## begin

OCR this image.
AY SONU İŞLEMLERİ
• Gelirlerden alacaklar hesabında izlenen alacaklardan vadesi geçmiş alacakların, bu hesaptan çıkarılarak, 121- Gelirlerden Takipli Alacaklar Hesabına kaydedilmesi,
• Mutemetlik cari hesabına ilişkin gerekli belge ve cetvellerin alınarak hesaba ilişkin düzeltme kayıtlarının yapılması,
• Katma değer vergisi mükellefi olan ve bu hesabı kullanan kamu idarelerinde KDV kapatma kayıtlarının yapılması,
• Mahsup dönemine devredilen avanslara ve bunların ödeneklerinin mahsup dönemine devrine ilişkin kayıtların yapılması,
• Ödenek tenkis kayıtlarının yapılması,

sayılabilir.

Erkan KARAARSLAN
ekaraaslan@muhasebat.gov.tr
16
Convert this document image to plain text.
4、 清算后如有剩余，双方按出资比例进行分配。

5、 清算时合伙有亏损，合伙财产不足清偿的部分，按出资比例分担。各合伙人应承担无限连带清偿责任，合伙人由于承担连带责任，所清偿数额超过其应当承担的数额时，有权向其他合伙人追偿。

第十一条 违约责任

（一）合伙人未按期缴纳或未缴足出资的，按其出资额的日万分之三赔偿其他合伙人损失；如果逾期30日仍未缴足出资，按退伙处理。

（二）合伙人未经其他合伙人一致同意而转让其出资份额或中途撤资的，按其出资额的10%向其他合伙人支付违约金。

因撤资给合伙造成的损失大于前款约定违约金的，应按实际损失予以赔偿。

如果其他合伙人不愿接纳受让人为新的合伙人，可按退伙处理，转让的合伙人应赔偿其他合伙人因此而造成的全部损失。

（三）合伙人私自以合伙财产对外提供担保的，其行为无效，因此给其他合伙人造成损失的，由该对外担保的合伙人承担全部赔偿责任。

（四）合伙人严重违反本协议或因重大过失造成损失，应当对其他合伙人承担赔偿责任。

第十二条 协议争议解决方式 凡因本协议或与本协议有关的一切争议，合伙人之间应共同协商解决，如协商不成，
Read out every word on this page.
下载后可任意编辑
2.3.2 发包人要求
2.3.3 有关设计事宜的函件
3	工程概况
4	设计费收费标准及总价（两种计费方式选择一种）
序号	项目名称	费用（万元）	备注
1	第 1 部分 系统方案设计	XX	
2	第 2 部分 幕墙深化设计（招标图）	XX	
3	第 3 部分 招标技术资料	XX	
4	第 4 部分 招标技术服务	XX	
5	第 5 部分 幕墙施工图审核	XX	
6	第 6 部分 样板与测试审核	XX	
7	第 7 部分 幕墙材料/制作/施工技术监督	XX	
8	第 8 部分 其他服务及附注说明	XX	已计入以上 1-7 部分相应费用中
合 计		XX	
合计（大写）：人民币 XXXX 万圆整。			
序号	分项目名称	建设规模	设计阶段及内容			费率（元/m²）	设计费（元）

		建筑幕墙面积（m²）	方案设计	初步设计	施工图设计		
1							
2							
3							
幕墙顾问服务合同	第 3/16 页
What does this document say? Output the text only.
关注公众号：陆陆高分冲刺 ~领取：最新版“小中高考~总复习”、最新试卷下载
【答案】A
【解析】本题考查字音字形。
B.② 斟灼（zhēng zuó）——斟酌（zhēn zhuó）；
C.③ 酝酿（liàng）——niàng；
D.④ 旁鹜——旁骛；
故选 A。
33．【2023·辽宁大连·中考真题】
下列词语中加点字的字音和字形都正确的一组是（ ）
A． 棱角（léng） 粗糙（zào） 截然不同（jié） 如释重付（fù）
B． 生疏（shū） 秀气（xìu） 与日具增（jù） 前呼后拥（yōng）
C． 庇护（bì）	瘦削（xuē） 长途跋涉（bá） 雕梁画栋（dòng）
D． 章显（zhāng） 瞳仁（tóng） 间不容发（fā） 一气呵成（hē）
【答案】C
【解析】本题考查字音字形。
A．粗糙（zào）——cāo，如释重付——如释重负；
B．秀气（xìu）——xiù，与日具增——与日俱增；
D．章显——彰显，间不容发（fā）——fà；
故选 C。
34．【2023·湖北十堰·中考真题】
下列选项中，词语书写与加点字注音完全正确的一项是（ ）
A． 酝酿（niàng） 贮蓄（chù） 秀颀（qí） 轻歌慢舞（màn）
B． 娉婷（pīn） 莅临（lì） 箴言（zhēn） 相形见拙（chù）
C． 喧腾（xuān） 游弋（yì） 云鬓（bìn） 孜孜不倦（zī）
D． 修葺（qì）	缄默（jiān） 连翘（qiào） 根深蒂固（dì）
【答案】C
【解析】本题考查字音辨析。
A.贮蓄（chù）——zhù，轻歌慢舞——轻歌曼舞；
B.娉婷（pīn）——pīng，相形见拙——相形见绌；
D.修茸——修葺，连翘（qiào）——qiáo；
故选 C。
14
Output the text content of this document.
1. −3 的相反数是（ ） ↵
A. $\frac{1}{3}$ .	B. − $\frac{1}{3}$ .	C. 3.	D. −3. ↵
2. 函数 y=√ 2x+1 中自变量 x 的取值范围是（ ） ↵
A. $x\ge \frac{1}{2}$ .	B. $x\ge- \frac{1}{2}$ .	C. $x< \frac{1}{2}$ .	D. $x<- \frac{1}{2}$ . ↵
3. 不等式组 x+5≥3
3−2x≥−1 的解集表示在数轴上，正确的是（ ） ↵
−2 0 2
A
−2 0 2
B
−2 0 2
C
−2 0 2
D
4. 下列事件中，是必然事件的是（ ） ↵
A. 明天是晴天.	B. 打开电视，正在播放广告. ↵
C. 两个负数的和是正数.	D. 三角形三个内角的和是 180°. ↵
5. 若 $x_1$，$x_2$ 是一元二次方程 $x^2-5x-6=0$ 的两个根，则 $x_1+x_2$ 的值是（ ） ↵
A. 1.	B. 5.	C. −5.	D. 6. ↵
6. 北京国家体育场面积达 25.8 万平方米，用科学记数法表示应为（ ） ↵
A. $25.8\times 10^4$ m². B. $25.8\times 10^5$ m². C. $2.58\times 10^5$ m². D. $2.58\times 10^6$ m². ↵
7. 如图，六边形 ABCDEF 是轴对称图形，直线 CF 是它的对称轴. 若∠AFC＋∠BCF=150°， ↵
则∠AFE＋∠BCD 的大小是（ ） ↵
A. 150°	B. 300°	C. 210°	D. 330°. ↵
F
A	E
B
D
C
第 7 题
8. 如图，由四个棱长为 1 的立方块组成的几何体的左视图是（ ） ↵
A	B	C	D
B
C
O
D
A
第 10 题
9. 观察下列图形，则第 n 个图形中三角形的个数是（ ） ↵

## end

## The task
Search the entries for the word "如释重付" and gather every line where it appears.

## Written solution
A． 棱角（léng） 粗糙（zào） 截然不同（jié） 如释重付（fù）
A．粗糙（zào）——cāo，如释重付——如释重负；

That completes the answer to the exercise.